To do: All of the lines below are to be printed again exactly; images are excluded from the output.
-- start of Information shown --
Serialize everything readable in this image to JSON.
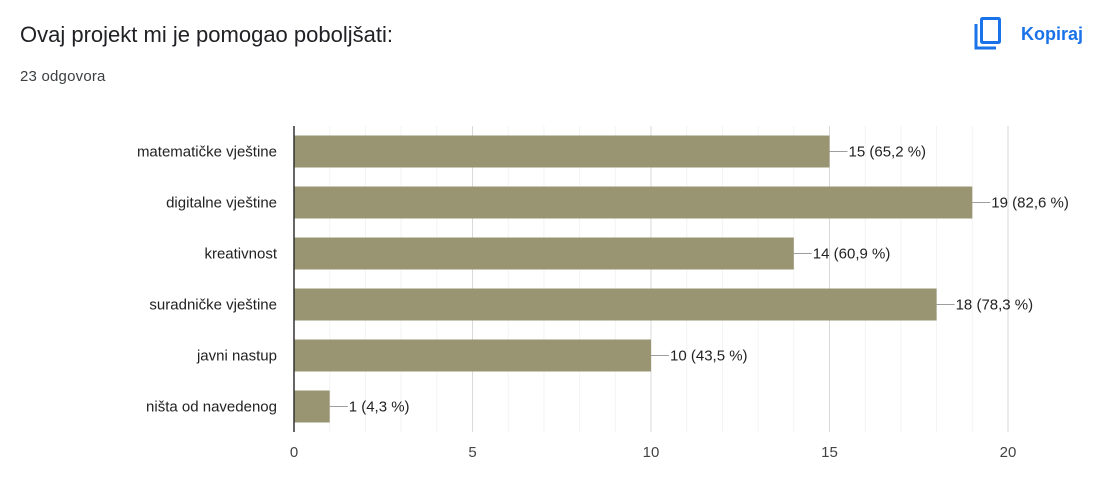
{
  "header": {
    "title": "Ovaj projekt mi je pomogao poboljšati:",
    "subtitle": "23 odgovora",
    "copy_label": "Kopiraj",
    "copy_icon": "copy-icon",
    "accent_color": "#1a73e8"
  },
  "chart_data": {
    "type": "bar",
    "orientation": "horizontal",
    "categories": [
      "matematičke vještine",
      "digitalne vještine",
      "kreativnost",
      "suradničke vještine",
      "javni nastup",
      "ništa od navedenog"
    ],
    "values": [
      15,
      19,
      14,
      18,
      10,
      1
    ],
    "data_labels": [
      "15 (65,2 %)",
      "19 (82,6 %)",
      "14 (60,9 %)",
      "18 (78,3 %)",
      "10 (43,5 %)",
      "1 (4,3 %)"
    ],
    "xlim": [
      0,
      20
    ],
    "xticks": [
      0,
      5,
      10,
      15,
      20
    ],
    "grid": true,
    "bar_color": "#999472",
    "title": "",
    "xlabel": "",
    "ylabel": ""
  }
}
-- end of Information shown --
Expected answer:
Serialize everything readable in this image to JSON.
{
  "header": {
    "title": "Ovaj projekt mi je pomogao poboljšati:",
    "subtitle": "23 odgovora",
    "copy_label": "Kopiraj",
    "copy_icon": "copy-icon",
    "accent_color": "#1a73e8"
  },
  "chart_data": {
    "type": "bar",
    "orientation": "horizontal",
    "categories": [
      "matematičke vještine",
      "digitalne vještine",
      "kreativnost",
      "suradničke vještine",
      "javni nastup",
      "ništa od navedenog"
    ],
    "values": [
      15,
      19,
      14,
      18,
      10,
      1
    ],
    "data_labels": [
      "15 (65,2 %)",
      "19 (82,6 %)",
      "14 (60,9 %)",
      "18 (78,3 %)",
      "10 (43,5 %)",
      "1 (4,3 %)"
    ],
    "xlim": [
      0,
      20
    ],
    "xticks": [
      0,
      5,
      10,
      15,
      20
    ],
    "grid": true,
    "bar_color": "#999472",
    "title": "",
    "xlabel": "",
    "ylabel": ""
  }
}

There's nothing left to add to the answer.